Task brief:
Track down every line below that holds "Diff" and copy it.

Supplied data:
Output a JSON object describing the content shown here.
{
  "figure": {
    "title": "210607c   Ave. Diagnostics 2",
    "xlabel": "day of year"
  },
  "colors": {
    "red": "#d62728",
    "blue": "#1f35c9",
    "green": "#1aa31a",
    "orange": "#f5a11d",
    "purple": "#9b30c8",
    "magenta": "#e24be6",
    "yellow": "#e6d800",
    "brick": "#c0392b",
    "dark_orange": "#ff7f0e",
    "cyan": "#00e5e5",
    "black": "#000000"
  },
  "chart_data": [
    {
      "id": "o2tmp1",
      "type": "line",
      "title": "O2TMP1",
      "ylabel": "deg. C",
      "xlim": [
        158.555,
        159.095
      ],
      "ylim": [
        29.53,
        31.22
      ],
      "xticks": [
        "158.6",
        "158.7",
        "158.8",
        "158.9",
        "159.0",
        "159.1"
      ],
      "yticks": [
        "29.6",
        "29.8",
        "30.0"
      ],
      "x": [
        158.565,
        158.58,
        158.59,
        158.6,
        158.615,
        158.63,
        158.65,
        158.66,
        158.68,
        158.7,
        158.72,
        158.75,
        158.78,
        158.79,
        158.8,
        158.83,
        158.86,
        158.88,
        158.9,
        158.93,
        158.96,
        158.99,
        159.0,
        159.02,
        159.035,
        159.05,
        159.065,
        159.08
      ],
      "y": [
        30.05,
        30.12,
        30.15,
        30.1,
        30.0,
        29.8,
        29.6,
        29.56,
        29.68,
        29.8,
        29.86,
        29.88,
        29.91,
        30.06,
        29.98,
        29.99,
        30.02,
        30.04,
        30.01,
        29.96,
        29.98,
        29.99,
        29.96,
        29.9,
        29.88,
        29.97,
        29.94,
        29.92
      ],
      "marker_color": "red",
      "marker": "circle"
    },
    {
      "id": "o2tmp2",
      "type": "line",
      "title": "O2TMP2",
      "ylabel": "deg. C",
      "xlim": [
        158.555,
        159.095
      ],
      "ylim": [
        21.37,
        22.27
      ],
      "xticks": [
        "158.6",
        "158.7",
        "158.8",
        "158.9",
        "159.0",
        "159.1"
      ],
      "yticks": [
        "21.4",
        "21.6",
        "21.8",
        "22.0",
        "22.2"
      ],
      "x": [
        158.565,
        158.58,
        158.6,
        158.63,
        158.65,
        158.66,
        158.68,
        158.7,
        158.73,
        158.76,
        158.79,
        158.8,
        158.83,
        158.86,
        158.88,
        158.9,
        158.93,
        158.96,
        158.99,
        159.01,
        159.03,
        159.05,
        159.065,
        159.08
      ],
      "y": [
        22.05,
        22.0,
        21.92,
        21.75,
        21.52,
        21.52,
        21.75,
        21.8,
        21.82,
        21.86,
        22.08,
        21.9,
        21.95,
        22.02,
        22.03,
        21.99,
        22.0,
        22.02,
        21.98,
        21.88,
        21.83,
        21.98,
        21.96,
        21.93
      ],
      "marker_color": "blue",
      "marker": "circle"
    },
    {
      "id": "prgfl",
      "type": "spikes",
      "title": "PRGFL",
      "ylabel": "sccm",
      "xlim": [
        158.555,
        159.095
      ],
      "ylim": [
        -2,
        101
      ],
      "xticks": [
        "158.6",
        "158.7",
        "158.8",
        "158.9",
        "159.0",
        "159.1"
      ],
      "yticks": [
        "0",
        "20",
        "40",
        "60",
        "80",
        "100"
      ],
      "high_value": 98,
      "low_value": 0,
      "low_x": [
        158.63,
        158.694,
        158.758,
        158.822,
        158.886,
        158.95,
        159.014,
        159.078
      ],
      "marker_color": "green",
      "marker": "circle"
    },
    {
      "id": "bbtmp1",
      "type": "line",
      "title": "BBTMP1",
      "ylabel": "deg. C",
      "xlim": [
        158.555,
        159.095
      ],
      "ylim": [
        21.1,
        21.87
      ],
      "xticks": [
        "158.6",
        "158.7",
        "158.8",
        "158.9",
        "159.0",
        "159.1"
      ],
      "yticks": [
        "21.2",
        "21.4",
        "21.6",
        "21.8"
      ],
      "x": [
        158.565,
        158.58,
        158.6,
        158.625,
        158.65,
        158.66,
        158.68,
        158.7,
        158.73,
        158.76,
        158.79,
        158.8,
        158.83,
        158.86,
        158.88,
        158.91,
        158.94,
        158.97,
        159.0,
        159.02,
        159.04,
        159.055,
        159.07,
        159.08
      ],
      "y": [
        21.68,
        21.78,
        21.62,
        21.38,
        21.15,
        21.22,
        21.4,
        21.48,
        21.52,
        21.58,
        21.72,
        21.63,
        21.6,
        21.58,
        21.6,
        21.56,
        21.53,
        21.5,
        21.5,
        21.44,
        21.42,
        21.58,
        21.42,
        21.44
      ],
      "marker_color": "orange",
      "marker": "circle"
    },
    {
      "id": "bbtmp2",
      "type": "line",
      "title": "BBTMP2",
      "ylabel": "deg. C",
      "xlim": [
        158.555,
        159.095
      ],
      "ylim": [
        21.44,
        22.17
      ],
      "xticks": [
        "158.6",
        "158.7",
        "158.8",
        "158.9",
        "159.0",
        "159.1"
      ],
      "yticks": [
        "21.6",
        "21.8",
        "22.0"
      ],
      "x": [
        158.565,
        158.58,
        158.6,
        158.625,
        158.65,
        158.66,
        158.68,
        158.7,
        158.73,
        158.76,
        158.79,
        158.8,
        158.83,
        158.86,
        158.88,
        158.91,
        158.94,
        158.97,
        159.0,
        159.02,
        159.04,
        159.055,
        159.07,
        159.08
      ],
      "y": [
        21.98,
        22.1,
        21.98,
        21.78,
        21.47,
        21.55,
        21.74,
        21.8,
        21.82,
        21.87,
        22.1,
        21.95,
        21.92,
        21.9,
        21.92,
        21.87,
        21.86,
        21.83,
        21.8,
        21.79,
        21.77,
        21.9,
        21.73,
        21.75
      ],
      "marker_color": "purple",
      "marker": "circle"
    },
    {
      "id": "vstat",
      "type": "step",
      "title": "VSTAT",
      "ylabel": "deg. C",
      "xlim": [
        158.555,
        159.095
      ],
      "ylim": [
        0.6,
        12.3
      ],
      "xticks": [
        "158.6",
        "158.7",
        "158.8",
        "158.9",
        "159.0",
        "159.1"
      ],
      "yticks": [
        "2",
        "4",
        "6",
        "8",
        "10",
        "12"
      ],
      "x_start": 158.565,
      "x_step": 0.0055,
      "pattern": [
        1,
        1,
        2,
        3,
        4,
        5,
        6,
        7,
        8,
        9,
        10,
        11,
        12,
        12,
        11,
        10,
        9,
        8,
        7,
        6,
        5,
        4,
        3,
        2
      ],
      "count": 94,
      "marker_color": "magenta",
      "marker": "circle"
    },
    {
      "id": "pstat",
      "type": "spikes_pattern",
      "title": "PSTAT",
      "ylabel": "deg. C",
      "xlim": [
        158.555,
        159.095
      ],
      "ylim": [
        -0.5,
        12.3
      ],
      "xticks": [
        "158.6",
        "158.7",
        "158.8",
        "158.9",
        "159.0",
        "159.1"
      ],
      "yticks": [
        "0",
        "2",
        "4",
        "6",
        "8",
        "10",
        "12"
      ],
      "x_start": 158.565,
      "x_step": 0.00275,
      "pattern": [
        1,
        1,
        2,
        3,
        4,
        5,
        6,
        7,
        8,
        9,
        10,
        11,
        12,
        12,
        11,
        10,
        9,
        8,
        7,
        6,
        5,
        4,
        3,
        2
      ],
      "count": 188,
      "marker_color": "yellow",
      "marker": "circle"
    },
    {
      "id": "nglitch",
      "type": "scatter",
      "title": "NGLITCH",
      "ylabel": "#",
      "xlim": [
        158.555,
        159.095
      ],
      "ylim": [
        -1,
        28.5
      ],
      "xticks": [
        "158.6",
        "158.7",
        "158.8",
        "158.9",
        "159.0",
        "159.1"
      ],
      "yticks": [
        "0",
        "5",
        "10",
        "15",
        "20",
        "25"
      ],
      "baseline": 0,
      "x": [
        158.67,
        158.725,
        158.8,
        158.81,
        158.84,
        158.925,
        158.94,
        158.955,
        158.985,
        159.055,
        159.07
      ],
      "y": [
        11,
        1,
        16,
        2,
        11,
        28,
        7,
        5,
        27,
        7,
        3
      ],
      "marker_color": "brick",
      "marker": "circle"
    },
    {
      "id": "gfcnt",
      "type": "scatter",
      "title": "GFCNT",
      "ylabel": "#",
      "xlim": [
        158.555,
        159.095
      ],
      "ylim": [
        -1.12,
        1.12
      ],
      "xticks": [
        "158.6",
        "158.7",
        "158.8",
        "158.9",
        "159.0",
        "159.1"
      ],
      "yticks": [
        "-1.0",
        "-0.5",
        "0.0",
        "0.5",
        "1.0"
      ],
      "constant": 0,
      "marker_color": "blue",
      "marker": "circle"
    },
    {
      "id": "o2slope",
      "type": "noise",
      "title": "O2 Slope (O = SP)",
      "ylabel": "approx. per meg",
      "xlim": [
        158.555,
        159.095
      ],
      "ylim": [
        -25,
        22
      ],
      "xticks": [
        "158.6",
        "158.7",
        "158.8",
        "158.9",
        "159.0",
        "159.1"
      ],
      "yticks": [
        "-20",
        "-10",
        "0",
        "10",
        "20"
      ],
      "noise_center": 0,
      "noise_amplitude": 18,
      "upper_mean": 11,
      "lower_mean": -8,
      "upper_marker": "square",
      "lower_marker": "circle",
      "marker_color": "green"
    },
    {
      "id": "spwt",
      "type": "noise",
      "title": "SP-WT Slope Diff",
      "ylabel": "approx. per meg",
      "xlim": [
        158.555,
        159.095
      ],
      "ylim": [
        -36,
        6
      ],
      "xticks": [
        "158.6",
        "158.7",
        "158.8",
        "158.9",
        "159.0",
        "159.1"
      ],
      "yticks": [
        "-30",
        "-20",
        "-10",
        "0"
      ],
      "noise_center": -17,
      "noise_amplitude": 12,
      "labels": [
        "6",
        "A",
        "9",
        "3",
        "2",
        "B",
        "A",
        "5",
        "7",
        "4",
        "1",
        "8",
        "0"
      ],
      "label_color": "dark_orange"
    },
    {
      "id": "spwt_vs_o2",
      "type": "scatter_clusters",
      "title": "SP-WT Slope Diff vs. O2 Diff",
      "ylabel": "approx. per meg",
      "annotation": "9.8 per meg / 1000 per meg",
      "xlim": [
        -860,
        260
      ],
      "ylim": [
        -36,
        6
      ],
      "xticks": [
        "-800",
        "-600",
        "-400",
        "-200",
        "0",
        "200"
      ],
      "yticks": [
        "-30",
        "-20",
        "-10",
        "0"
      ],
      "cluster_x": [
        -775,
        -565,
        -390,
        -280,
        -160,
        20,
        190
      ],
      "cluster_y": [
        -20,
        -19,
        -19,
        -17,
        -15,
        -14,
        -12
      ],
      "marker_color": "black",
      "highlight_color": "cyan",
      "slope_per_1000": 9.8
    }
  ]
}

Finished task:
      "title": "SP-WT Slope Diff",
      "title": "SP-WT Slope Diff vs. O2 Diff",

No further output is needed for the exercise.